▸ **Listing**

:::

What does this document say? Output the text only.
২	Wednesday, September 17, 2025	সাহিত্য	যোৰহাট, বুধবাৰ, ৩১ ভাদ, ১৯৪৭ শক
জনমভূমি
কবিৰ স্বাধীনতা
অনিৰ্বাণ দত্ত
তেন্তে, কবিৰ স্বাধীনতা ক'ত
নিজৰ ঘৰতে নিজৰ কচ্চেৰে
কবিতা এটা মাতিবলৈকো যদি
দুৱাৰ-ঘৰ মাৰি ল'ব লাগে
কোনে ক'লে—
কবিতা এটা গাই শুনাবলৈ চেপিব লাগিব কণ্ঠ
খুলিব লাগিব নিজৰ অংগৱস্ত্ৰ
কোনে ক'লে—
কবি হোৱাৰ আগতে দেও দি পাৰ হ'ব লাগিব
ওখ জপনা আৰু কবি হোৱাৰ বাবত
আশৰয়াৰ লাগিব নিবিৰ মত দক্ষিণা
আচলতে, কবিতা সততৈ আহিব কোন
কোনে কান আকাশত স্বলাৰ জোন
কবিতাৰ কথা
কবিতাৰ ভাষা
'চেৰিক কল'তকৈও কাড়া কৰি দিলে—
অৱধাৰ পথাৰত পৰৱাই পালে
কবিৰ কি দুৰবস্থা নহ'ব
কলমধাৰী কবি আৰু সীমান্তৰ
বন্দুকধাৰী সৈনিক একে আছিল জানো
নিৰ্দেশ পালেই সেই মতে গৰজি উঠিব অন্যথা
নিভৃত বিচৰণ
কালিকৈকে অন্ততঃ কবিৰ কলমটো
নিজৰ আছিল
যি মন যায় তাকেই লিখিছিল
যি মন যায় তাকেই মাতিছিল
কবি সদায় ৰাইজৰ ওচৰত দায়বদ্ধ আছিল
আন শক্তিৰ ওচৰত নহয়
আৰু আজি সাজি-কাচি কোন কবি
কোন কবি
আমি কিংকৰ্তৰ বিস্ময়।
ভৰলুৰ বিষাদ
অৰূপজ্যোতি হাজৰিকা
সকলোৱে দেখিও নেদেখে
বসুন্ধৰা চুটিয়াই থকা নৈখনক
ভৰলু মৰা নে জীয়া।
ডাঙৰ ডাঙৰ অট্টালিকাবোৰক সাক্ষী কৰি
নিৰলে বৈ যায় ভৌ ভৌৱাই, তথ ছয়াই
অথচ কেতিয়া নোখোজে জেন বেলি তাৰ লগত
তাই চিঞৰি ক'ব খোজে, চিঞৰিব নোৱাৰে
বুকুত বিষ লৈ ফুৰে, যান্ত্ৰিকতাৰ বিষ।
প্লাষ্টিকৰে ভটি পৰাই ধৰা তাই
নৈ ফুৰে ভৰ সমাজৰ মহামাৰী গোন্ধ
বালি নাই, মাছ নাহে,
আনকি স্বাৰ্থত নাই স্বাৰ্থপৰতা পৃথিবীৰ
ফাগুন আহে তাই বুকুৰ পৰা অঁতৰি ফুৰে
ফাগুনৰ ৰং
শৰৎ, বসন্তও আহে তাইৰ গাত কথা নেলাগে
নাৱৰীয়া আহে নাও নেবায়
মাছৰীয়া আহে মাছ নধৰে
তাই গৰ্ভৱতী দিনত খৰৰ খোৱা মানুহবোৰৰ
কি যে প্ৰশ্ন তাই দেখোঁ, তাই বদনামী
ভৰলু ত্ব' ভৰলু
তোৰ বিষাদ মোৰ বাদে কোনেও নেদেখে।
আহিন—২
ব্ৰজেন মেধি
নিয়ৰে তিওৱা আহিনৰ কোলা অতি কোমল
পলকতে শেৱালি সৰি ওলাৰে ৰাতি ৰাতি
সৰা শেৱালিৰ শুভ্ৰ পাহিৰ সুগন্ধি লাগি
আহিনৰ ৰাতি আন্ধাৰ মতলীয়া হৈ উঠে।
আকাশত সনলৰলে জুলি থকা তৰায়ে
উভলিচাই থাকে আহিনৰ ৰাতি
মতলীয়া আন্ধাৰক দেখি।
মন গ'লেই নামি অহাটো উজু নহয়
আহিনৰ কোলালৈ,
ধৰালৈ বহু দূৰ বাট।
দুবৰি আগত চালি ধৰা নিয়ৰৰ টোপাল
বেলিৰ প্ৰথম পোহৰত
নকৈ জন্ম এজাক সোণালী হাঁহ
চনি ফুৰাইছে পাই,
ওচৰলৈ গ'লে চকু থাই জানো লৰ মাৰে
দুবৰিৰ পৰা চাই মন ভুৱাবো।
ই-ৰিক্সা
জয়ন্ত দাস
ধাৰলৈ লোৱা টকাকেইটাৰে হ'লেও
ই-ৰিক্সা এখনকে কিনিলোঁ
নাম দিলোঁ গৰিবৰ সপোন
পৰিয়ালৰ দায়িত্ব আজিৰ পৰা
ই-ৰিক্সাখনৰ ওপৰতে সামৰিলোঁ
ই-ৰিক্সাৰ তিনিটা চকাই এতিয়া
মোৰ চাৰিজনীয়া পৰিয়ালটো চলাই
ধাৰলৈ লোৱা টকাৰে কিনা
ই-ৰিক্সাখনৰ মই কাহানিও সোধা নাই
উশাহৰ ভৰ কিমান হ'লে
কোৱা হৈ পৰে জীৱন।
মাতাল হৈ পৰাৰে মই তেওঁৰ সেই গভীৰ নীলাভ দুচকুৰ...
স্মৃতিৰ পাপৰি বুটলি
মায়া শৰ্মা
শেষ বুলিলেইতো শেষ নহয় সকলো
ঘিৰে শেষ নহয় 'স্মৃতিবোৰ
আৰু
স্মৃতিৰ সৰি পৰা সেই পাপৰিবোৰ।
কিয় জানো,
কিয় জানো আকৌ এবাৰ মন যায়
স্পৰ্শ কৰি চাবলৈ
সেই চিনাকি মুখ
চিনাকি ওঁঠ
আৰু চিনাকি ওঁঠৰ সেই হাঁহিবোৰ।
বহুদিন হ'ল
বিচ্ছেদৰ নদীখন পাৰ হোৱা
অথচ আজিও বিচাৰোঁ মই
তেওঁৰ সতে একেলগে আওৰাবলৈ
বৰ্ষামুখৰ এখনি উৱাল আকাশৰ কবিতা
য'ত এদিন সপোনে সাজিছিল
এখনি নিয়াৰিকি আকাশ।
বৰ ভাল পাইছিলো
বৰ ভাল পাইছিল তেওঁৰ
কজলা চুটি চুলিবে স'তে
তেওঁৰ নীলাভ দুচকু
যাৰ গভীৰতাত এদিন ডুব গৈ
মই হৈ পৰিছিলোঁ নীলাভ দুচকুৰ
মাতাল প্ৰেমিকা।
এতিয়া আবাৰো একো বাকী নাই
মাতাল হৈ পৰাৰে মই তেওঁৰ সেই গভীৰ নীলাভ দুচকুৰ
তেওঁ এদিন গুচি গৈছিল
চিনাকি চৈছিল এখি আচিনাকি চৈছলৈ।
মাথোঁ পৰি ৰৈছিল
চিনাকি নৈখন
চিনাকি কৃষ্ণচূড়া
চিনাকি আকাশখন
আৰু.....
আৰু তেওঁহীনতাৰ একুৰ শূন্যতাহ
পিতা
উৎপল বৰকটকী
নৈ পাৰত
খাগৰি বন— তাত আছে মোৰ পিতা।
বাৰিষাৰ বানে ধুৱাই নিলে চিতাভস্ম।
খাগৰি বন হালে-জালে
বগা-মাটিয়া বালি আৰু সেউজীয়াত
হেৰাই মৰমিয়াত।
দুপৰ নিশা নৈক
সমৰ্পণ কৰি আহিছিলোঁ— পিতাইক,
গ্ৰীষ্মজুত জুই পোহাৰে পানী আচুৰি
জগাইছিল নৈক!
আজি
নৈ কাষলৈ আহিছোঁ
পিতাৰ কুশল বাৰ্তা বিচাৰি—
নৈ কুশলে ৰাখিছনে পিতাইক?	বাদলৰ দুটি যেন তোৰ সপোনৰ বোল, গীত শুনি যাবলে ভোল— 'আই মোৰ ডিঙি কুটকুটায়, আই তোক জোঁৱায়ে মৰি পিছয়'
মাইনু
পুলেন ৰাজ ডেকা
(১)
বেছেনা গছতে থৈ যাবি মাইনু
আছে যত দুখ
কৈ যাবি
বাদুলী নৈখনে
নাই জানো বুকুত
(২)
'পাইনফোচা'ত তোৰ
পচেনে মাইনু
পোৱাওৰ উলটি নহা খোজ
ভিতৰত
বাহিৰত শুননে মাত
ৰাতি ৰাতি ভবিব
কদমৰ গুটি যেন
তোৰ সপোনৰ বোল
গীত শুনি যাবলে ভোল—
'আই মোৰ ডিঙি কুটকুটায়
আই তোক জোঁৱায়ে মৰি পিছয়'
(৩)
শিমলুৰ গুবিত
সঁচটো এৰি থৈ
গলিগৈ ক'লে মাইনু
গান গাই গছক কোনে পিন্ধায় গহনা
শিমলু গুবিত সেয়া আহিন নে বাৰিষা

:::

▸ **What you should do**
Select and copy every line of the listing with the word "ওচৰত".

▸ **Response to this task**
কবি সদায় ৰাইজৰ ওচৰত দায়বদ্ধ আছিল
আন শক্তিৰ ওচৰত নহয়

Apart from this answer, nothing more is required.